*Directions*:
Give the data below again, word for word.
--- Provided records ---
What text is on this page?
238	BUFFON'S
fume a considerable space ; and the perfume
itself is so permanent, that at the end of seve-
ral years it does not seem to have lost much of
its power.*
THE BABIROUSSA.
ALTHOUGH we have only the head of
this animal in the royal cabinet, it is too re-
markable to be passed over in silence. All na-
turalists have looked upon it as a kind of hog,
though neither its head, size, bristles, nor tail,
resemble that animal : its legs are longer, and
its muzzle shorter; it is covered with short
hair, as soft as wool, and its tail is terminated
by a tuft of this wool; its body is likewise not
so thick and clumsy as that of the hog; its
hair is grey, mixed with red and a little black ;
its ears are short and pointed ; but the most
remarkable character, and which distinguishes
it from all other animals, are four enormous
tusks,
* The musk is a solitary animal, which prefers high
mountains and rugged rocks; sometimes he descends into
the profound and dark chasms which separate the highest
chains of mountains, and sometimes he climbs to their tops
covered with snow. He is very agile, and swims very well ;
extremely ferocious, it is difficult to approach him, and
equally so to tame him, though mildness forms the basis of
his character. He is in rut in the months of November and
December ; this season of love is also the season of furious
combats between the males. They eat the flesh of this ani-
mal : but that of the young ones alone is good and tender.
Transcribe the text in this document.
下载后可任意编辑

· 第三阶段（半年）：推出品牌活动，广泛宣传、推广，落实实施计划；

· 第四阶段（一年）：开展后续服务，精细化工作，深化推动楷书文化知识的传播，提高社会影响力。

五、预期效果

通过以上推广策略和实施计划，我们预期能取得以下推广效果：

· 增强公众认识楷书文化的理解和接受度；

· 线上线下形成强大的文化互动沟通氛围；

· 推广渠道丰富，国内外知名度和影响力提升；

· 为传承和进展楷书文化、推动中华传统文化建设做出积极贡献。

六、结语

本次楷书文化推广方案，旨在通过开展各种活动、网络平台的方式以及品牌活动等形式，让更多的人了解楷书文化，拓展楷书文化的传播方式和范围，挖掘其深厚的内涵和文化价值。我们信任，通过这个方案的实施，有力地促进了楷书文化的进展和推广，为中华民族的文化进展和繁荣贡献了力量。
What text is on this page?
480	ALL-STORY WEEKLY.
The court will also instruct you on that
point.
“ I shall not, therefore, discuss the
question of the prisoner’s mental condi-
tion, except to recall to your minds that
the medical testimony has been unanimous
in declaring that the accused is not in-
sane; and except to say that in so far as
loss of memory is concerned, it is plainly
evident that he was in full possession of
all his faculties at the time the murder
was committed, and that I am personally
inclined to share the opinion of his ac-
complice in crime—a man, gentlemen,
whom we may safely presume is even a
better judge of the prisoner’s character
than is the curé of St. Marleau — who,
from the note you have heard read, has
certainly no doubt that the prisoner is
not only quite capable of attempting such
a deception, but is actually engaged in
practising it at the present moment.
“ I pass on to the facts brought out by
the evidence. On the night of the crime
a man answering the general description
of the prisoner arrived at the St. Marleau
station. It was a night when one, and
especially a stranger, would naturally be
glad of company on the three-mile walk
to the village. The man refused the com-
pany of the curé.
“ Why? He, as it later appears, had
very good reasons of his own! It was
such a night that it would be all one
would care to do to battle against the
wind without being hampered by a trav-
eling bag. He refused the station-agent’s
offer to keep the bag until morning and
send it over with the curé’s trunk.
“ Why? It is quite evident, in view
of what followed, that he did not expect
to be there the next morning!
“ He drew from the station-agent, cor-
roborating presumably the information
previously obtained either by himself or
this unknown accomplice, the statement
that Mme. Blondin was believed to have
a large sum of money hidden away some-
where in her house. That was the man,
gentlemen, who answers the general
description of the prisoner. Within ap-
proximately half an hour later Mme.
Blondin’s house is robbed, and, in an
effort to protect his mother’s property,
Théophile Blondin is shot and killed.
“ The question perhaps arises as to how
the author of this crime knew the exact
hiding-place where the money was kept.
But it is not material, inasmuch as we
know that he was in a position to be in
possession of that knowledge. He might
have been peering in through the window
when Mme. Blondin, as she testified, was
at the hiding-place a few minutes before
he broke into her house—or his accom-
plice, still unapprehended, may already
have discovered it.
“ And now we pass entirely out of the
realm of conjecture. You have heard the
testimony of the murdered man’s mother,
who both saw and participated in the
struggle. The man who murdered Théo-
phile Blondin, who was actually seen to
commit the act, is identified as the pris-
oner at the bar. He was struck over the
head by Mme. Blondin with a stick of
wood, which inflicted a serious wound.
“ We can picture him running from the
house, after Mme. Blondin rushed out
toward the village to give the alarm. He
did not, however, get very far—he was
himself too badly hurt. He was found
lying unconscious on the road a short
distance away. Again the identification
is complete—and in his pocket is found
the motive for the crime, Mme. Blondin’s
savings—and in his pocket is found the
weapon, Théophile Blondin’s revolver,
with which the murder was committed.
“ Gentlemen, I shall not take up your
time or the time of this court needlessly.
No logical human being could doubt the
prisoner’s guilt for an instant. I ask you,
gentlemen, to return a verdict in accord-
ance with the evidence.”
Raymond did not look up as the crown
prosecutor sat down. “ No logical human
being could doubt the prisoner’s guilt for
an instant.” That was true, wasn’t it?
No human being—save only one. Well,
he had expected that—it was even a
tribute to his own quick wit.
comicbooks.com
---
*Completed task*:
What text is on this page?
238	BUFFON'S
fume a considerable space ; and the perfume
itself is so permanent, that at the end of seve-
ral years it does not seem to have lost much of
its power.*
THE BABIROUSSA.
ALTHOUGH we have only the head of
this animal in the royal cabinet, it is too re-
markable to be passed over in silence. All na-
turalists have looked upon it as a kind of hog,
though neither its head, size, bristles, nor tail,
resemble that animal : its legs are longer, and
its muzzle shorter; it is covered with short
hair, as soft as wool, and its tail is terminated
by a tuft of this wool; its body is likewise not
so thick and clumsy as that of the hog; its
hair is grey, mixed with red and a little black ;
its ears are short and pointed ; but the most
remarkable character, and which distinguishes
it from all other animals, are four enormous
tusks,
* The musk is a solitary animal, which prefers high
mountains and rugged rocks; sometimes he descends into
the profound and dark chasms which separate the highest
chains of mountains, and sometimes he climbs to their tops
covered with snow. He is very agile, and swims very well ;
extremely ferocious, it is difficult to approach him, and
equally so to tame him, though mildness forms the basis of
his character. He is in rut in the months of November and
December ; this season of love is also the season of furious
combats between the males. They eat the flesh of this ani-
mal : but that of the young ones alone is good and tender.
Transcribe the text in this document.
下载后可任意编辑

· 第三阶段（半年）：推出品牌活动，广泛宣传、推广，落实实施计划；

· 第四阶段（一年）：开展后续服务，精细化工作，深化推动楷书文化知识的传播，提高社会影响力。

五、预期效果

通过以上推广策略和实施计划，我们预期能取得以下推广效果：

· 增强公众认识楷书文化的理解和接受度；

· 线上线下形成强大的文化互动沟通氛围；

· 推广渠道丰富，国内外知名度和影响力提升；

· 为传承和进展楷书文化、推动中华传统文化建设做出积极贡献。

六、结语

本次楷书文化推广方案，旨在通过开展各种活动、网络平台的方式以及品牌活动等形式，让更多的人了解楷书文化，拓展楷书文化的传播方式和范围，挖掘其深厚的内涵和文化价值。我们信任，通过这个方案的实施，有力地促进了楷书文化的进展和推广，为中华民族的文化进展和繁荣贡献了力量。
What text is on this page?
480	ALL-STORY WEEKLY.
The court will also instruct you on that
point.
“ I shall not, therefore, discuss the
question of the prisoner’s mental condi-
tion, except to recall to your minds that
the medical testimony has been unanimous
in declaring that the accused is not in-
sane; and except to say that in so far as
loss of memory is concerned, it is plainly
evident that he was in full possession of
all his faculties at the time the murder
was committed, and that I am personally
inclined to share the opinion of his ac-
complice in crime—a man, gentlemen,
whom we may safely presume is even a
better judge of the prisoner’s character
than is the curé of St. Marleau — who,
from the note you have heard read, has
certainly no doubt that the prisoner is
not only quite capable of attempting such
a deception, but is actually engaged in
practising it at the present moment.
“ I pass on to the facts brought out by
the evidence. On the night of the crime
a man answering the general description
of the prisoner arrived at the St. Marleau
station. It was a night when one, and
especially a stranger, would naturally be
glad of company on the three-mile walk
to the village. The man refused the com-
pany of the curé.
“ Why? He, as it later appears, had
very good reasons of his own! It was
such a night that it would be all one
would care to do to battle against the
wind without being hampered by a trav-
eling bag. He refused the station-agent’s
offer to keep the bag until morning and
send it over with the curé’s trunk.
“ Why? It is quite evident, in view
of what followed, that he did not expect
to be there the next morning!
“ He drew from the station-agent, cor-
roborating presumably the information
previously obtained either by himself or
this unknown accomplice, the statement
that Mme. Blondin was believed to have
a large sum of money hidden away some-
where in her house. That was the man,
gentlemen, who answers the general
description of the prisoner. Within ap-
proximately half an hour later Mme.
Blondin’s house is robbed, and, in an
effort to protect his mother’s property,
Théophile Blondin is shot and killed.
“ The question perhaps arises as to how
the author of this crime knew the exact
hiding-place where the money was kept.
But it is not material, inasmuch as we
know that he was in a position to be in
possession of that knowledge. He might
have been peering in through the window
when Mme. Blondin, as she testified, was
at the hiding-place a few minutes before
he broke into her house—or his accom-
plice, still unapprehended, may already
have discovered it.
“ And now we pass entirely out of the
realm of conjecture. You have heard the
testimony of the murdered man’s mother,
who both saw and participated in the
struggle. The man who murdered Théo-
phile Blondin, who was actually seen to
commit the act, is identified as the pris-
oner at the bar. He was struck over the
head by Mme. Blondin with a stick of
wood, which inflicted a serious wound.
“ We can picture him running from the
house, after Mme. Blondin rushed out
toward the village to give the alarm. He
did not, however, get very far—he was
himself too badly hurt. He was found
lying unconscious on the road a short
distance away. Again the identification
is complete—and in his pocket is found
the motive for the crime, Mme. Blondin’s
savings—and in his pocket is found the
weapon, Théophile Blondin’s revolver,
with which the murder was committed.
“ Gentlemen, I shall not take up your
time or the time of this court needlessly.
No logical human being could doubt the
prisoner’s guilt for an instant. I ask you,
gentlemen, to return a verdict in accord-
ance with the evidence.”
Raymond did not look up as the crown
prosecutor sat down. “ No logical human
being could doubt the prisoner’s guilt for
an instant.” That was true, wasn’t it?
No human being—save only one. Well,
he had expected that—it was even a
tribute to his own quick wit.
comicbooks.com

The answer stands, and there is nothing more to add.